### Exercise:
Repeat each line of the material exactly.

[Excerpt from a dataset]
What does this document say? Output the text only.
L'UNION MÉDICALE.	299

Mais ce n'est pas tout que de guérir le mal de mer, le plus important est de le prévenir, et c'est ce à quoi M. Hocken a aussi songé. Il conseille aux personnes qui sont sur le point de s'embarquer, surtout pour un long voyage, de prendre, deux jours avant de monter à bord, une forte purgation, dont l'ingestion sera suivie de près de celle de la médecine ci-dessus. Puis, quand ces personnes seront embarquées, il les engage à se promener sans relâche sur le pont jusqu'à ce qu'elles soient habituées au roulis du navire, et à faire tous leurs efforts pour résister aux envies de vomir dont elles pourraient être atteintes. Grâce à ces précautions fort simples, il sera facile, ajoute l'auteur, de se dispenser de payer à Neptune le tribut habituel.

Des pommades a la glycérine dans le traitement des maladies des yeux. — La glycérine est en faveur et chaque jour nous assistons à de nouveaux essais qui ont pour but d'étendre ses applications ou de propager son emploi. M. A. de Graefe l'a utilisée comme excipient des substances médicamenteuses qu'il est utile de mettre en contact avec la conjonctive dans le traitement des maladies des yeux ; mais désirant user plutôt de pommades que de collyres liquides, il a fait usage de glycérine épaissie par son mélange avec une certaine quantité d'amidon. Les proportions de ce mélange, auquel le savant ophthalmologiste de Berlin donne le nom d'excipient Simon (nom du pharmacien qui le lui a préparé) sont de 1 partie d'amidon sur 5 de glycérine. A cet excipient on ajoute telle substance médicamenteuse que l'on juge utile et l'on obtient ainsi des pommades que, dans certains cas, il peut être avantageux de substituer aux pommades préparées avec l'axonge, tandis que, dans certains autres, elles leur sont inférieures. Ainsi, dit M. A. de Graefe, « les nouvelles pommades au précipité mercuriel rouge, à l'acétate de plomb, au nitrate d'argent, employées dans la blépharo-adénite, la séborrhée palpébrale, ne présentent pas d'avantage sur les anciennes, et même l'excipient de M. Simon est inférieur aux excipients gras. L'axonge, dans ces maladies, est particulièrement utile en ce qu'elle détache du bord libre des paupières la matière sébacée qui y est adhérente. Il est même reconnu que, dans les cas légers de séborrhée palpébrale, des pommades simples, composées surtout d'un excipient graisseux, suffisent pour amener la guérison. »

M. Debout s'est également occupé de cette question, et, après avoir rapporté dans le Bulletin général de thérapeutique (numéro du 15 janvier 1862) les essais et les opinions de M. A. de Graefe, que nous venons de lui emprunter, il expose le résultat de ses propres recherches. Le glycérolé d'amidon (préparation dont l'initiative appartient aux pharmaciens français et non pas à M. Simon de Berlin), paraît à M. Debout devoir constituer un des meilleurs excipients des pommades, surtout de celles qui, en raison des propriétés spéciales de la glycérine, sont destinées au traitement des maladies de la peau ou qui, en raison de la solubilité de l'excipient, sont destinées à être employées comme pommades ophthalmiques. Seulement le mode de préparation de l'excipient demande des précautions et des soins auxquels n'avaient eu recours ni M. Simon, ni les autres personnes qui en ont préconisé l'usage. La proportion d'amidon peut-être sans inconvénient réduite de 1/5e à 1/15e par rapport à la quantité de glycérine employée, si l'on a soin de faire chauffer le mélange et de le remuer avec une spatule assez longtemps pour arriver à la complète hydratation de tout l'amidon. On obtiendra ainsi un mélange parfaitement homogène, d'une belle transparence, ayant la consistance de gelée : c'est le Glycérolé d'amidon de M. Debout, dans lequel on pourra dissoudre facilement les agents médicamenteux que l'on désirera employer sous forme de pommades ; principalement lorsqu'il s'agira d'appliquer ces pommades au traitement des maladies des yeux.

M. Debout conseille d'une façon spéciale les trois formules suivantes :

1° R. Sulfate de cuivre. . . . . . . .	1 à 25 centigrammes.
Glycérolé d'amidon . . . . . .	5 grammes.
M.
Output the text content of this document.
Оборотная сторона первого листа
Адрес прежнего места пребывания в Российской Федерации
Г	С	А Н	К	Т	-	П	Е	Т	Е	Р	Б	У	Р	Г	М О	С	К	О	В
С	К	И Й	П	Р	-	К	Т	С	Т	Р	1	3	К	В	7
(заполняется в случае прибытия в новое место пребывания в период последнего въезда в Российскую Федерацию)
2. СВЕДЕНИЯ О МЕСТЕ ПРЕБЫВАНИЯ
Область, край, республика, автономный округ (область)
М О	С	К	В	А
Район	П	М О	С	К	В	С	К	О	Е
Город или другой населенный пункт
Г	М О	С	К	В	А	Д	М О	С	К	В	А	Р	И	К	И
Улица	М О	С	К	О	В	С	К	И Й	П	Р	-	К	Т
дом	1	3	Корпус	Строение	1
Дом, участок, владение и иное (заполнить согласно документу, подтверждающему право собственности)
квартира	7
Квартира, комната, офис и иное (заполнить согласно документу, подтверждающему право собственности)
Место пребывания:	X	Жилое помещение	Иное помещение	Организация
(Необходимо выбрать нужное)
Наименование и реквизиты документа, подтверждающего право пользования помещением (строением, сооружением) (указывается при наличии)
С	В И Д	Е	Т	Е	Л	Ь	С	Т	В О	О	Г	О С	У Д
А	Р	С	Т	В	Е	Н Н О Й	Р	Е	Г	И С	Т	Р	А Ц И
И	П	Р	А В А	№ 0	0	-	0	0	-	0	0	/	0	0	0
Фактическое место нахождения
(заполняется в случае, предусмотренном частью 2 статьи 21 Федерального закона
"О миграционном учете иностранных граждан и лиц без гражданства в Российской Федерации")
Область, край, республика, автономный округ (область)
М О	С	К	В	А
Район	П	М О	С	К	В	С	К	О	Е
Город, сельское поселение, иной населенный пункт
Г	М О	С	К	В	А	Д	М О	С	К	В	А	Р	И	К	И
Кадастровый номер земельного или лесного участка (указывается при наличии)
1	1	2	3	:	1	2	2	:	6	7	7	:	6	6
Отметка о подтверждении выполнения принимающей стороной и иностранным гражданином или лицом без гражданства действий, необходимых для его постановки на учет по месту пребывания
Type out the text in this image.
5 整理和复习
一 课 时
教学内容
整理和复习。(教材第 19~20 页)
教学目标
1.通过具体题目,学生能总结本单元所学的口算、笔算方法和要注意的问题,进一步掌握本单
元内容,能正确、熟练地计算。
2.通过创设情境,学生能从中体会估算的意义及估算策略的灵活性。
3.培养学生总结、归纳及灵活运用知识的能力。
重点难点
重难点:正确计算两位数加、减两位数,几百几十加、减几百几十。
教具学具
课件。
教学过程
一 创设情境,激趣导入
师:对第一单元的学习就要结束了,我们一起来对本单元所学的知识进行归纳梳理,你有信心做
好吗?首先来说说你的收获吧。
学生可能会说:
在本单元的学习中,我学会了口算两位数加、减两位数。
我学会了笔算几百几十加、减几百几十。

### Result of this task:
What does this document say? Output the text only.
L'UNION MÉDICALE.	299

Mais ce n'est pas tout que de guérir le mal de mer, le plus important est de le prévenir, et c'est ce à quoi M. Hocken a aussi songé. Il conseille aux personnes qui sont sur le point de s'embarquer, surtout pour un long voyage, de prendre, deux jours avant de monter à bord, une forte purgation, dont l'ingestion sera suivie de près de celle de la médecine ci-dessus. Puis, quand ces personnes seront embarquées, il les engage à se promener sans relâche sur le pont jusqu'à ce qu'elles soient habituées au roulis du navire, et à faire tous leurs efforts pour résister aux envies de vomir dont elles pourraient être atteintes. Grâce à ces précautions fort simples, il sera facile, ajoute l'auteur, de se dispenser de payer à Neptune le tribut habituel.

Des pommades a la glycérine dans le traitement des maladies des yeux. — La glycérine est en faveur et chaque jour nous assistons à de nouveaux essais qui ont pour but d'étendre ses applications ou de propager son emploi. M. A. de Graefe l'a utilisée comme excipient des substances médicamenteuses qu'il est utile de mettre en contact avec la conjonctive dans le traitement des maladies des yeux ; mais désirant user plutôt de pommades que de collyres liquides, il a fait usage de glycérine épaissie par son mélange avec une certaine quantité d'amidon. Les proportions de ce mélange, auquel le savant ophthalmologiste de Berlin donne le nom d'excipient Simon (nom du pharmacien qui le lui a préparé) sont de 1 partie d'amidon sur 5 de glycérine. A cet excipient on ajoute telle substance médicamenteuse que l'on juge utile et l'on obtient ainsi des pommades que, dans certains cas, il peut être avantageux de substituer aux pommades préparées avec l'axonge, tandis que, dans certains autres, elles leur sont inférieures. Ainsi, dit M. A. de Graefe, « les nouvelles pommades au précipité mercuriel rouge, à l'acétate de plomb, au nitrate d'argent, employées dans la blépharo-adénite, la séborrhée palpébrale, ne présentent pas d'avantage sur les anciennes, et même l'excipient de M. Simon est inférieur aux excipients gras. L'axonge, dans ces maladies, est particulièrement utile en ce qu'elle détache du bord libre des paupières la matière sébacée qui y est adhérente. Il est même reconnu que, dans les cas légers de séborrhée palpébrale, des pommades simples, composées surtout d'un excipient graisseux, suffisent pour amener la guérison. »

M. Debout s'est également occupé de cette question, et, après avoir rapporté dans le Bulletin général de thérapeutique (numéro du 15 janvier 1862) les essais et les opinions de M. A. de Graefe, que nous venons de lui emprunter, il expose le résultat de ses propres recherches. Le glycérolé d'amidon (préparation dont l'initiative appartient aux pharmaciens français et non pas à M. Simon de Berlin), paraît à M. Debout devoir constituer un des meilleurs excipients des pommades, surtout de celles qui, en raison des propriétés spéciales de la glycérine, sont destinées au traitement des maladies de la peau ou qui, en raison de la solubilité de l'excipient, sont destinées à être employées comme pommades ophthalmiques. Seulement le mode de préparation de l'excipient demande des précautions et des soins auxquels n'avaient eu recours ni M. Simon, ni les autres personnes qui en ont préconisé l'usage. La proportion d'amidon peut-être sans inconvénient réduite de 1/5e à 1/15e par rapport à la quantité de glycérine employée, si l'on a soin de faire chauffer le mélange et de le remuer avec une spatule assez longtemps pour arriver à la complète hydratation de tout l'amidon. On obtiendra ainsi un mélange parfaitement homogène, d'une belle transparence, ayant la consistance de gelée : c'est le Glycérolé d'amidon de M. Debout, dans lequel on pourra dissoudre facilement les agents médicamenteux que l'on désirera employer sous forme de pommades ; principalement lorsqu'il s'agira d'appliquer ces pommades au traitement des maladies des yeux.

M. Debout conseille d'une façon spéciale les trois formules suivantes :

1° R. Sulfate de cuivre. . . . . . . .	1 à 25 centigrammes.
Glycérolé d'amidon . . . . . .	5 grammes.
M.
Output the text content of this document.
Оборотная сторона первого листа
Адрес прежнего места пребывания в Российской Федерации
Г	С	А Н	К	Т	-	П	Е	Т	Е	Р	Б	У	Р	Г	М О	С	К	О	В
С	К	И Й	П	Р	-	К	Т	С	Т	Р	1	3	К	В	7
(заполняется в случае прибытия в новое место пребывания в период последнего въезда в Российскую Федерацию)
2. СВЕДЕНИЯ О МЕСТЕ ПРЕБЫВАНИЯ
Область, край, республика, автономный округ (область)
М О	С	К	В	А
Район	П	М О	С	К	В	С	К	О	Е
Город или другой населенный пункт
Г	М О	С	К	В	А	Д	М О	С	К	В	А	Р	И	К	И
Улица	М О	С	К	О	В	С	К	И Й	П	Р	-	К	Т
дом	1	3	Корпус	Строение	1
Дом, участок, владение и иное (заполнить согласно документу, подтверждающему право собственности)
квартира	7
Квартира, комната, офис и иное (заполнить согласно документу, подтверждающему право собственности)
Место пребывания:	X	Жилое помещение	Иное помещение	Организация
(Необходимо выбрать нужное)
Наименование и реквизиты документа, подтверждающего право пользования помещением (строением, сооружением) (указывается при наличии)
С	В И Д	Е	Т	Е	Л	Ь	С	Т	В О	О	Г	О С	У Д
А	Р	С	Т	В	Е	Н Н О Й	Р	Е	Г	И С	Т	Р	А Ц И
И	П	Р	А В А	№ 0	0	-	0	0	-	0	0	/	0	0	0
Фактическое место нахождения
(заполняется в случае, предусмотренном частью 2 статьи 21 Федерального закона
"О миграционном учете иностранных граждан и лиц без гражданства в Российской Федерации")
Область, край, республика, автономный округ (область)
М О	С	К	В	А
Район	П	М О	С	К	В	С	К	О	Е
Город, сельское поселение, иной населенный пункт
Г	М О	С	К	В	А	Д	М О	С	К	В	А	Р	И	К	И
Кадастровый номер земельного или лесного участка (указывается при наличии)
1	1	2	3	:	1	2	2	:	6	7	7	:	6	6
Отметка о подтверждении выполнения принимающей стороной и иностранным гражданином или лицом без гражданства действий, необходимых для его постановки на учет по месту пребывания
Type out the text in this image.
5 整理和复习
一 课 时
教学内容
整理和复习。(教材第 19~20 页)
教学目标
1.通过具体题目,学生能总结本单元所学的口算、笔算方法和要注意的问题,进一步掌握本单
元内容,能正确、熟练地计算。
2.通过创设情境,学生能从中体会估算的意义及估算策略的灵活性。
3.培养学生总结、归纳及灵活运用知识的能力。
重点难点
重难点:正确计算两位数加、减两位数,几百几十加、减几百几十。
教具学具
课件。
教学过程
一 创设情境,激趣导入
师:对第一单元的学习就要结束了,我们一起来对本单元所学的知识进行归纳梳理,你有信心做
好吗?首先来说说你的收获吧。
学生可能会说:
在本单元的学习中,我学会了口算两位数加、减两位数。
我学会了笔算几百几十加、减几百几十。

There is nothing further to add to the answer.